**REQUIRED TASK**
Any pictures in the records below should be skipped; write out everything else exactly.

---------- RECORDED INFORMATION ----------

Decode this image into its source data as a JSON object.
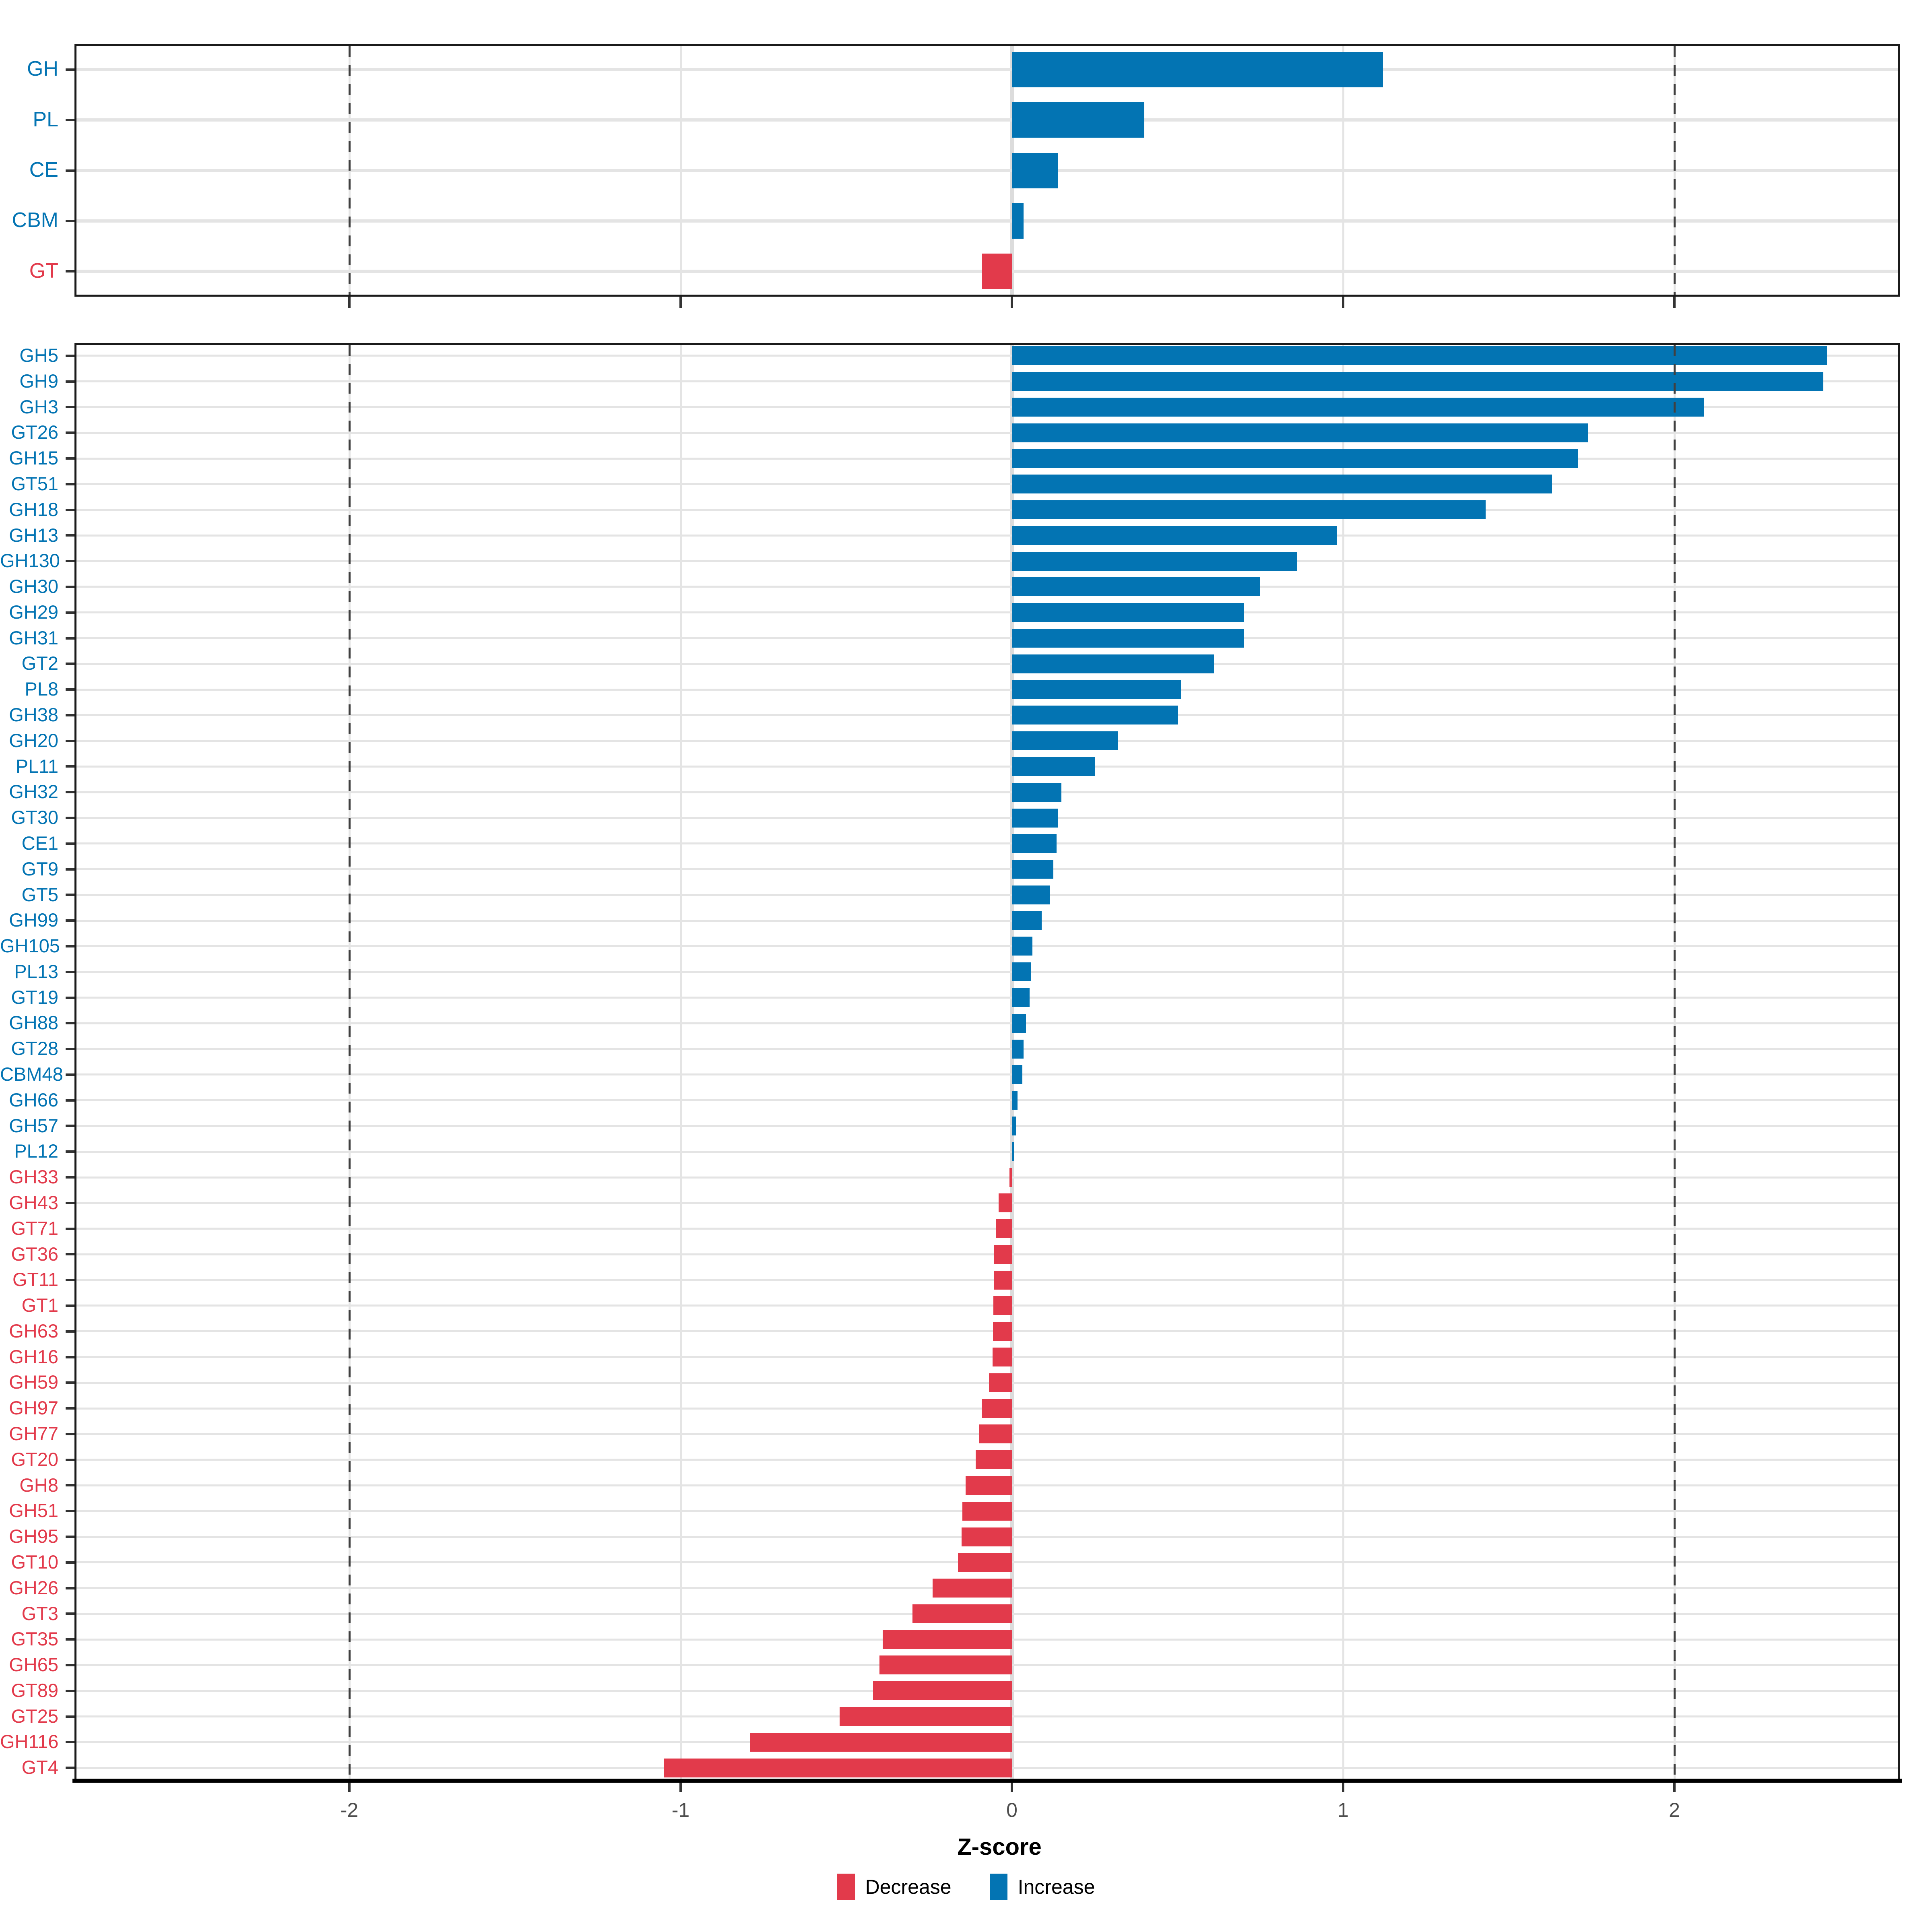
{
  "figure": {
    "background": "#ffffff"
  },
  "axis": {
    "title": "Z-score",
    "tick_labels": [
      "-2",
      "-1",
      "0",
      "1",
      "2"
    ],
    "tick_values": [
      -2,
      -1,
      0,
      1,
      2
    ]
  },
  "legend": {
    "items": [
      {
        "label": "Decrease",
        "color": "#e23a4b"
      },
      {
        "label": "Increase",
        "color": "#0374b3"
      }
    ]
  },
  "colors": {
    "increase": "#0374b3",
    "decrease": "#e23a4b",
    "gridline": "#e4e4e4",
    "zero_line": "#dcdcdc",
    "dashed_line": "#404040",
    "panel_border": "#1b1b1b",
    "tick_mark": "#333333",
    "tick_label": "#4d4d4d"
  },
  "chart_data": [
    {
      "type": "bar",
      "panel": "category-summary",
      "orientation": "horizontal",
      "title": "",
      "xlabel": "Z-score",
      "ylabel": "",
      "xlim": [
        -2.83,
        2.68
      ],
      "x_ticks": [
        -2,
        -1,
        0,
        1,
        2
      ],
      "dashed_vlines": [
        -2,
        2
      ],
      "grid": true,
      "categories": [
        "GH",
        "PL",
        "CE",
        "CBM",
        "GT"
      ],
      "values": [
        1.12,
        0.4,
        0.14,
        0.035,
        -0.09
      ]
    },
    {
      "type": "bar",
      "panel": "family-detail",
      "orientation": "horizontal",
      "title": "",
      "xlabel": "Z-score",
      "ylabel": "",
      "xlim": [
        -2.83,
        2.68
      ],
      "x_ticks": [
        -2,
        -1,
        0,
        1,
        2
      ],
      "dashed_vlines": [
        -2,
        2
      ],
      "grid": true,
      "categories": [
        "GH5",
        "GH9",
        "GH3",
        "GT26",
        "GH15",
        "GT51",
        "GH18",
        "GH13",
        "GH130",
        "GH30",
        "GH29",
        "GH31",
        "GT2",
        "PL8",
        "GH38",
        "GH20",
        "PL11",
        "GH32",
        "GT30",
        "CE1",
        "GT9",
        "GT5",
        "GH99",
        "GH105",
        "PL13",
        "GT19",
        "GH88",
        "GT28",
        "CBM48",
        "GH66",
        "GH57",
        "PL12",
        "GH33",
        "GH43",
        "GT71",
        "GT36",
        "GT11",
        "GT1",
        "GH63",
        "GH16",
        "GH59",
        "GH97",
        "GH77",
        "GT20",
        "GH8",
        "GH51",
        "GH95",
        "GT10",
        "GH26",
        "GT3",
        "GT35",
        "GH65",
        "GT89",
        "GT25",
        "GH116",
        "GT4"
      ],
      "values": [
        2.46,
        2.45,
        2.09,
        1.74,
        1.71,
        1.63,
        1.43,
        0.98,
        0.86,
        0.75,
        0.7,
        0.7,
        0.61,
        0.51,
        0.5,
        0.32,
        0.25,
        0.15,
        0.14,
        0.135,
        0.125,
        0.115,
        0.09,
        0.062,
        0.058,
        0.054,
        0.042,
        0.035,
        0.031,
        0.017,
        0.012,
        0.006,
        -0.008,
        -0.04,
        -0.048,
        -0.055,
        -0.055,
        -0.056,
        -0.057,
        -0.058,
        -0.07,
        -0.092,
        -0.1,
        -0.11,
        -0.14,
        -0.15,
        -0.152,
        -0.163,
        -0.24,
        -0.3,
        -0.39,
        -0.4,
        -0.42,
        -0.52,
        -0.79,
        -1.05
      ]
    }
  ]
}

----------

**SOLVED EXERCISE**
Decode this image into its source data as a JSON object.
{
  "figure": {
    "background": "#ffffff"
  },
  "axis": {
    "title": "Z-score",
    "tick_labels": [
      "-2",
      "-1",
      "0",
      "1",
      "2"
    ],
    "tick_values": [
      -2,
      -1,
      0,
      1,
      2
    ]
  },
  "legend": {
    "items": [
      {
        "label": "Decrease",
        "color": "#e23a4b"
      },
      {
        "label": "Increase",
        "color": "#0374b3"
      }
    ]
  },
  "colors": {
    "increase": "#0374b3",
    "decrease": "#e23a4b",
    "gridline": "#e4e4e4",
    "zero_line": "#dcdcdc",
    "dashed_line": "#404040",
    "panel_border": "#1b1b1b",
    "tick_mark": "#333333",
    "tick_label": "#4d4d4d"
  },
  "chart_data": [
    {
      "type": "bar",
      "panel": "category-summary",
      "orientation": "horizontal",
      "title": "",
      "xlabel": "Z-score",
      "ylabel": "",
      "xlim": [
        -2.83,
        2.68
      ],
      "x_ticks": [
        -2,
        -1,
        0,
        1,
        2
      ],
      "dashed_vlines": [
        -2,
        2
      ],
      "grid": true,
      "categories": [
        "GH",
        "PL",
        "CE",
        "CBM",
        "GT"
      ],
      "values": [
        1.12,
        0.4,
        0.14,
        0.035,
        -0.09
      ]
    },
    {
      "type": "bar",
      "panel": "family-detail",
      "orientation": "horizontal",
      "title": "",
      "xlabel": "Z-score",
      "ylabel": "",
      "xlim": [
        -2.83,
        2.68
      ],
      "x_ticks": [
        -2,
        -1,
        0,
        1,
        2
      ],
      "dashed_vlines": [
        -2,
        2
      ],
      "grid": true,
      "categories": [
        "GH5",
        "GH9",
        "GH3",
        "GT26",
        "GH15",
        "GT51",
        "GH18",
        "GH13",
        "GH130",
        "GH30",
        "GH29",
        "GH31",
        "GT2",
        "PL8",
        "GH38",
        "GH20",
        "PL11",
        "GH32",
        "GT30",
        "CE1",
        "GT9",
        "GT5",
        "GH99",
        "GH105",
        "PL13",
        "GT19",
        "GH88",
        "GT28",
        "CBM48",
        "GH66",
        "GH57",
        "PL12",
        "GH33",
        "GH43",
        "GT71",
        "GT36",
        "GT11",
        "GT1",
        "GH63",
        "GH16",
        "GH59",
        "GH97",
        "GH77",
        "GT20",
        "GH8",
        "GH51",
        "GH95",
        "GT10",
        "GH26",
        "GT3",
        "GT35",
        "GH65",
        "GT89",
        "GT25",
        "GH116",
        "GT4"
      ],
      "values": [
        2.46,
        2.45,
        2.09,
        1.74,
        1.71,
        1.63,
        1.43,
        0.98,
        0.86,
        0.75,
        0.7,
        0.7,
        0.61,
        0.51,
        0.5,
        0.32,
        0.25,
        0.15,
        0.14,
        0.135,
        0.125,
        0.115,
        0.09,
        0.062,
        0.058,
        0.054,
        0.042,
        0.035,
        0.031,
        0.017,
        0.012,
        0.006,
        -0.008,
        -0.04,
        -0.048,
        -0.055,
        -0.055,
        -0.056,
        -0.057,
        -0.058,
        -0.07,
        -0.092,
        -0.1,
        -0.11,
        -0.14,
        -0.15,
        -0.152,
        -0.163,
        -0.24,
        -0.3,
        -0.39,
        -0.4,
        -0.42,
        -0.52,
        -0.79,
        -1.05
      ]
    }
  ]
}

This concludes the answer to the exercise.